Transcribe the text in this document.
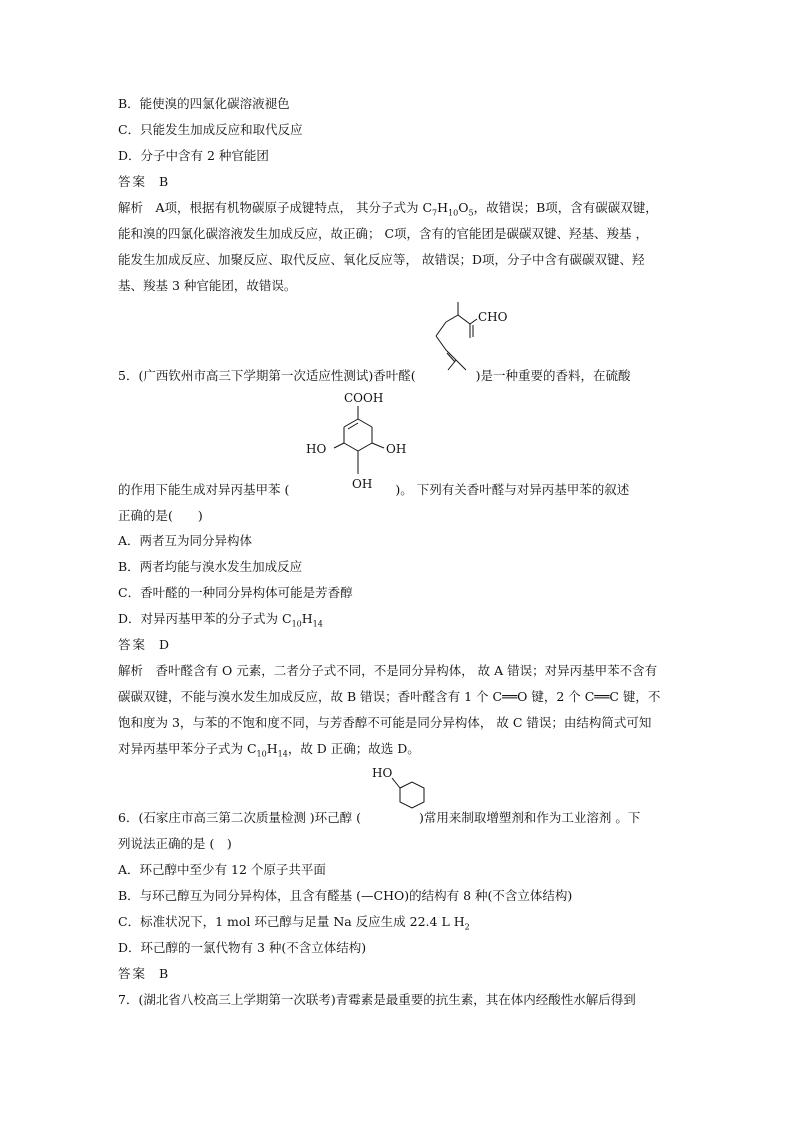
B．能使溴的四氯化碳溶液褪色
C．只能发生加成反应和取代反应
D．分子中含有 2 种官能团
答案 B
解析　A项，根据有机物碳原子成键特点， 其分子式为 $C_7H_{10}O_5$，故错误；B项，含有碳碳双键，
能和溴的四氯化碳溶液发生加成反应，故正确； C项，含有的官能团是碳碳双键、羟基、羧基 ，
能发生加成反应、加聚反应、取代反应、氧化反应等， 故错误；D项，分子中含有碳碳双键、羟
基、羧基 3 种官能团，故错误。
CHO
5．(广西钦州市高三下学期第一次适应性测试)香叶醛(	)是一种重要的香料，在硫酸
COOH
HO	OH
OH
的作用下能生成对异丙基甲苯 (	)。 下列有关香叶醛与对异丙基甲苯的叙述
正确的是(　　)
A．两者互为同分异构体
B．两者均能与溴水发生加成反应
C．香叶醛的一种同分异构体可能是芳香醇
D．对异丙基甲苯的分子式为 $C_{10}H_{14}$
答案 D
解析　香叶醛含有 O 元素，二者分子式不同，不是同分异构体， 故 A 错误；对异丙基甲苯不含有
碳碳双键，不能与溴水发生加成反应，故 B 错误；香叶醛含有 1 个 C══O 键，2 个 C══C 键，不
饱和度为 3，与苯的不饱和度不同，与芳香醇不可能是同分异构体， 故 C 错误；由结构简式可知
对异丙基甲苯分子式为 $C_{10}H_{14}$，故 D 正确；故选 D。
HO
6．(石家庄市高三第二次质量检测 )环己醇 (	)常用来制取增塑剂和作为工业溶剂 。下
列说法正确的是 (　)
A．环己醇中至少有 12 个原子共平面
B．与环己醇互为同分异构体，且含有醛基 (—CHO)的结构有 8 种(不含立体结构)
C．标准状况下，1 mol 环己醇与足量 Na 反应生成 22.4 L $H_2$
D．环己醇的一氯代物有 3 种(不含立体结构)
答案 B
7．(湖北省八校高三上学期第一次联考)青霉素是最重要的抗生素，其在体内经酸性水解后得到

Task details: Search the listing above for the string "不含立体结构". Copy every line that contains it.

Expected output:
B．与环己醇互为同分异构体，且含有醛基 (—CHO)的结构有 8 种(不含立体结构)
D．环己醇的一氯代物有 3 种(不含立体结构)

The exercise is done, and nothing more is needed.